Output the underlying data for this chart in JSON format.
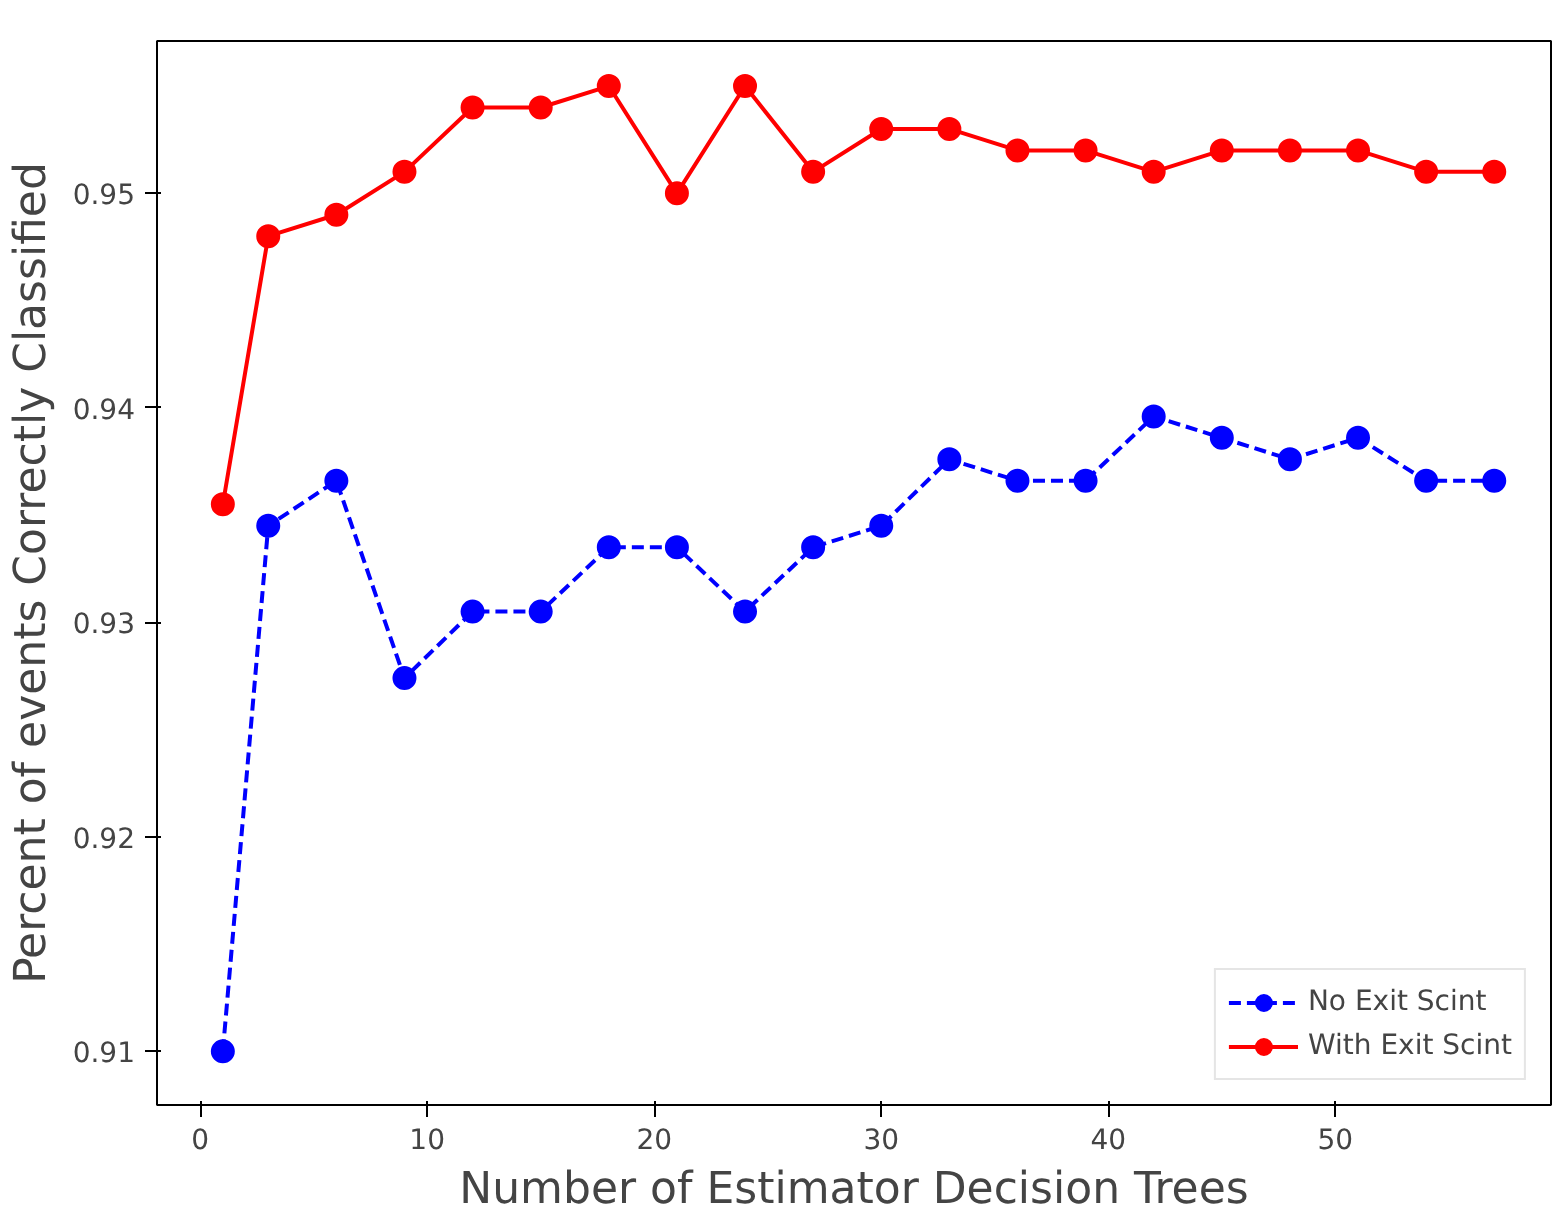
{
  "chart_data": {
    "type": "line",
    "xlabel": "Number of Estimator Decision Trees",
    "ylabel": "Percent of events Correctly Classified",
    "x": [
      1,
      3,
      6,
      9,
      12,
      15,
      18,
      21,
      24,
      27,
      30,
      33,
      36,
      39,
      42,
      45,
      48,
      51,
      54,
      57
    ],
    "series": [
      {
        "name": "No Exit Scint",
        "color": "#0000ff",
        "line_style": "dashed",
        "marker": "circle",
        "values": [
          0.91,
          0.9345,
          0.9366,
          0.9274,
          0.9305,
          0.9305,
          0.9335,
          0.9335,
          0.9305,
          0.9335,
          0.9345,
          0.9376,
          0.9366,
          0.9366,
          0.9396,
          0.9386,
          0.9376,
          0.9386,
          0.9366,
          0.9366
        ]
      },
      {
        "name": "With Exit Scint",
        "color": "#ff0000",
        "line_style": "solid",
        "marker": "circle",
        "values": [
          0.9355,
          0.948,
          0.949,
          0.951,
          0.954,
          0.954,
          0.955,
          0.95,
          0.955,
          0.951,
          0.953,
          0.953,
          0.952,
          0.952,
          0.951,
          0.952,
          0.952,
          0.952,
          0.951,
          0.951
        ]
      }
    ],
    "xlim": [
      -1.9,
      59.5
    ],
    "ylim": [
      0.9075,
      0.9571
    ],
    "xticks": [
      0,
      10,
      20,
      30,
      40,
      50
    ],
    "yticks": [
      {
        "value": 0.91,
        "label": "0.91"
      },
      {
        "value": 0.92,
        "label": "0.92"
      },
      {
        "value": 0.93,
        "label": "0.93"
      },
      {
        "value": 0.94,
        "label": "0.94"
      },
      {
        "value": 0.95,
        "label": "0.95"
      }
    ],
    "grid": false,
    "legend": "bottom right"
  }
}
::::::::::
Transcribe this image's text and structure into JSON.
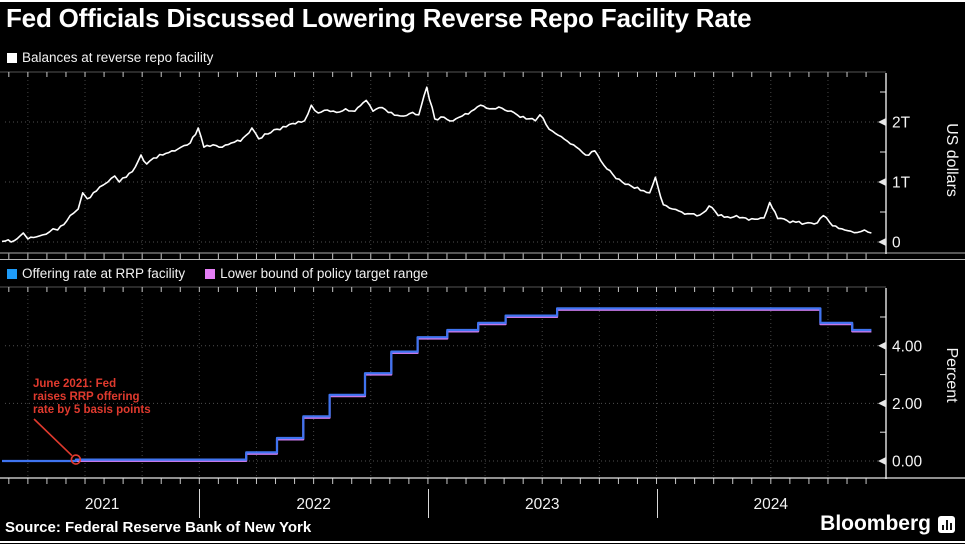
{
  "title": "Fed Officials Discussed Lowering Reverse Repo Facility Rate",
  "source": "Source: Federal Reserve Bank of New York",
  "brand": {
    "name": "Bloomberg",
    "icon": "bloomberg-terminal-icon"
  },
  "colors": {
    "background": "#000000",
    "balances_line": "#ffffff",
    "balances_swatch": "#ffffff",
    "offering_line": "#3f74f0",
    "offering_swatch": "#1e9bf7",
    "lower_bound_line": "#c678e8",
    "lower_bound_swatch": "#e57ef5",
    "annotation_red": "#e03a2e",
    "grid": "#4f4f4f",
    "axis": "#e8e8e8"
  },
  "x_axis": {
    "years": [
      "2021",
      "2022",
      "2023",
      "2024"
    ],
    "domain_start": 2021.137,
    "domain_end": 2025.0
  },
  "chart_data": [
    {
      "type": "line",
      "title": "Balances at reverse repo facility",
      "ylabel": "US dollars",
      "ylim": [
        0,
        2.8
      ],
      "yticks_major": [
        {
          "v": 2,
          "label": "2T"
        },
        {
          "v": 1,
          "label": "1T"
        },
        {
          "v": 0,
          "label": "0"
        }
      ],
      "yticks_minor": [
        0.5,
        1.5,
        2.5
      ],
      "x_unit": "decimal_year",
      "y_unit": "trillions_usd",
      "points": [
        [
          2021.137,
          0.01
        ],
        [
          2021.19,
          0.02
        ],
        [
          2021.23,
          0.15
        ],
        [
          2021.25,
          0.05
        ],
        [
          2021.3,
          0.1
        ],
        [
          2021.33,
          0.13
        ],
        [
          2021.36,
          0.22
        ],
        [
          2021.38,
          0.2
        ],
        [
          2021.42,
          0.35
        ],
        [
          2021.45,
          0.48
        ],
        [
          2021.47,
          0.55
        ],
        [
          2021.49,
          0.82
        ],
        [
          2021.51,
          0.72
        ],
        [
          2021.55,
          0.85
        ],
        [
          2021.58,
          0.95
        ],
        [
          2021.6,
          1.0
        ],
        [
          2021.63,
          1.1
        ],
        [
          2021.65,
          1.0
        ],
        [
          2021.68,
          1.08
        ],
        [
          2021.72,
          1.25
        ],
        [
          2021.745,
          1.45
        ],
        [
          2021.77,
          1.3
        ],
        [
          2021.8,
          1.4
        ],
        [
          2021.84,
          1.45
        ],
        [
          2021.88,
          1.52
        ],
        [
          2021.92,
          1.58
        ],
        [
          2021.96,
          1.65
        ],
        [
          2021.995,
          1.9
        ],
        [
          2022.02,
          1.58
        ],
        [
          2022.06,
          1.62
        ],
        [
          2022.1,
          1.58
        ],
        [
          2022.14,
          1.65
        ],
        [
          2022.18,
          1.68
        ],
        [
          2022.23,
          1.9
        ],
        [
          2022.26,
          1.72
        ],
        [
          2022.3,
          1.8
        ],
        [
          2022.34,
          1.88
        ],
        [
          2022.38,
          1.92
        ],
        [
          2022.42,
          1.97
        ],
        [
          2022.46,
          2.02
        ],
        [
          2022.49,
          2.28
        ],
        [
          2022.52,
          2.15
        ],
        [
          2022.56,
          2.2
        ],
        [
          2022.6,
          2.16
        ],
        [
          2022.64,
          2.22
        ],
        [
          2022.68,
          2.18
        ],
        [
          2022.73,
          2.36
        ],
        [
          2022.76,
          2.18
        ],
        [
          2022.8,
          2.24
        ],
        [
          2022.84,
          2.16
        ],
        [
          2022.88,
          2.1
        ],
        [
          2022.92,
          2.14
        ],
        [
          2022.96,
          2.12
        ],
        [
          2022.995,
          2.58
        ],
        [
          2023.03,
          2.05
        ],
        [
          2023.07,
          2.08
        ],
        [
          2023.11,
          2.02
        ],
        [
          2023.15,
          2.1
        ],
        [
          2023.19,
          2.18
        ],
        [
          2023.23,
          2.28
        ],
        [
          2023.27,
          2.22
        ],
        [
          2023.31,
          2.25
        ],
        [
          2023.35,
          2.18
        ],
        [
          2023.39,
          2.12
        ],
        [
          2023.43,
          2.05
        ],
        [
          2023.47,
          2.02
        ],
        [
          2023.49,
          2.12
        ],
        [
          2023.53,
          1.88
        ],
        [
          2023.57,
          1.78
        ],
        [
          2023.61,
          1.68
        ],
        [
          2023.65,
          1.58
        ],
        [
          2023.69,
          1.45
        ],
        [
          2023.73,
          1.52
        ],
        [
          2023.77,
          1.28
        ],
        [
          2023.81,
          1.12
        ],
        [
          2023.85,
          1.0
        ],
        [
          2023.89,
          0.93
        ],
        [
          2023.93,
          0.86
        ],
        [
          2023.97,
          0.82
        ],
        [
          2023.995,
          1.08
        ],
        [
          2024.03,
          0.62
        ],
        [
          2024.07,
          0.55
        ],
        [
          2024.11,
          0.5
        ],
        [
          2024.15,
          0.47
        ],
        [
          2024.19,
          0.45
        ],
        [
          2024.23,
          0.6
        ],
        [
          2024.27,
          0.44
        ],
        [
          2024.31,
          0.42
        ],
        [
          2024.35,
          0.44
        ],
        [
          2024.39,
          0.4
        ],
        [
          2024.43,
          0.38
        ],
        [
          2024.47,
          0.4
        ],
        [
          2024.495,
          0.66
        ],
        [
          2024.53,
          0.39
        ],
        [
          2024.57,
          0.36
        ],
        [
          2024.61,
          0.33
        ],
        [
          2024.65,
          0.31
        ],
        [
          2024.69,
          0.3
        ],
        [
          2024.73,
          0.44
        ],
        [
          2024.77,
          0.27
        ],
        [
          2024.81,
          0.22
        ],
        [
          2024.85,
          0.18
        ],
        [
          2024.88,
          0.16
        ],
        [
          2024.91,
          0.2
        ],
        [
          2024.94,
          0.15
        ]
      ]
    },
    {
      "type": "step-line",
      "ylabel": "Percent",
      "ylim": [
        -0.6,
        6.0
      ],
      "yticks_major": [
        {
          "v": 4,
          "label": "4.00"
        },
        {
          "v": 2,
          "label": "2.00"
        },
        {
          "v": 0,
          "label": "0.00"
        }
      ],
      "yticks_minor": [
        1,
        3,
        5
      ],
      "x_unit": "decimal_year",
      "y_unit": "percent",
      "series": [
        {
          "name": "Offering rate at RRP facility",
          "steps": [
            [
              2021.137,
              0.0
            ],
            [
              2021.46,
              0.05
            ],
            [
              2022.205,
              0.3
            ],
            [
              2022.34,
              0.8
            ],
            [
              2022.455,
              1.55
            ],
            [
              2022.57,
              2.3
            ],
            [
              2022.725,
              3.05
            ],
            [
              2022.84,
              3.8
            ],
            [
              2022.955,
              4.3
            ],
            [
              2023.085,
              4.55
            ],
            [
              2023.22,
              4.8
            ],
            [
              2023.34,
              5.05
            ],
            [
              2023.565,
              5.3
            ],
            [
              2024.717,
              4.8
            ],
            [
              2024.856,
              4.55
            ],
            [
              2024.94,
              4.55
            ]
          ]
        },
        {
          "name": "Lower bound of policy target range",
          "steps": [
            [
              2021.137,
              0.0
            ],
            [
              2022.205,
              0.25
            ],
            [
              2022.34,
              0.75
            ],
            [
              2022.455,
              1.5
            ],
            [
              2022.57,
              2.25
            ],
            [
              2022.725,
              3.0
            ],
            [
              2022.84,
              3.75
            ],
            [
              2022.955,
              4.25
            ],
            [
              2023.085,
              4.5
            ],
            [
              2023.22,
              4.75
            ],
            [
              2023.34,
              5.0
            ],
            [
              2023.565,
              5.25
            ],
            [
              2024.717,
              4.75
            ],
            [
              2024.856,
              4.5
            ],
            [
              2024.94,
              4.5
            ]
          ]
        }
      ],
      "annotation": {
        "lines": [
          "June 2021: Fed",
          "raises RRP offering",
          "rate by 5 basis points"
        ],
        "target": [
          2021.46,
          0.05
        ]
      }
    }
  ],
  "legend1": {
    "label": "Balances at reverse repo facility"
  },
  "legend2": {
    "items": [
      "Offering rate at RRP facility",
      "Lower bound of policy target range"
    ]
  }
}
::::::::::
▶ [Exercise directions] Pull out each line holding the string "ylabel".

▶ [The response]
    "ylabel": "Percent of events Correctly Classified",
      "ylabel": "US dollars",
      "ylabel": "Percent",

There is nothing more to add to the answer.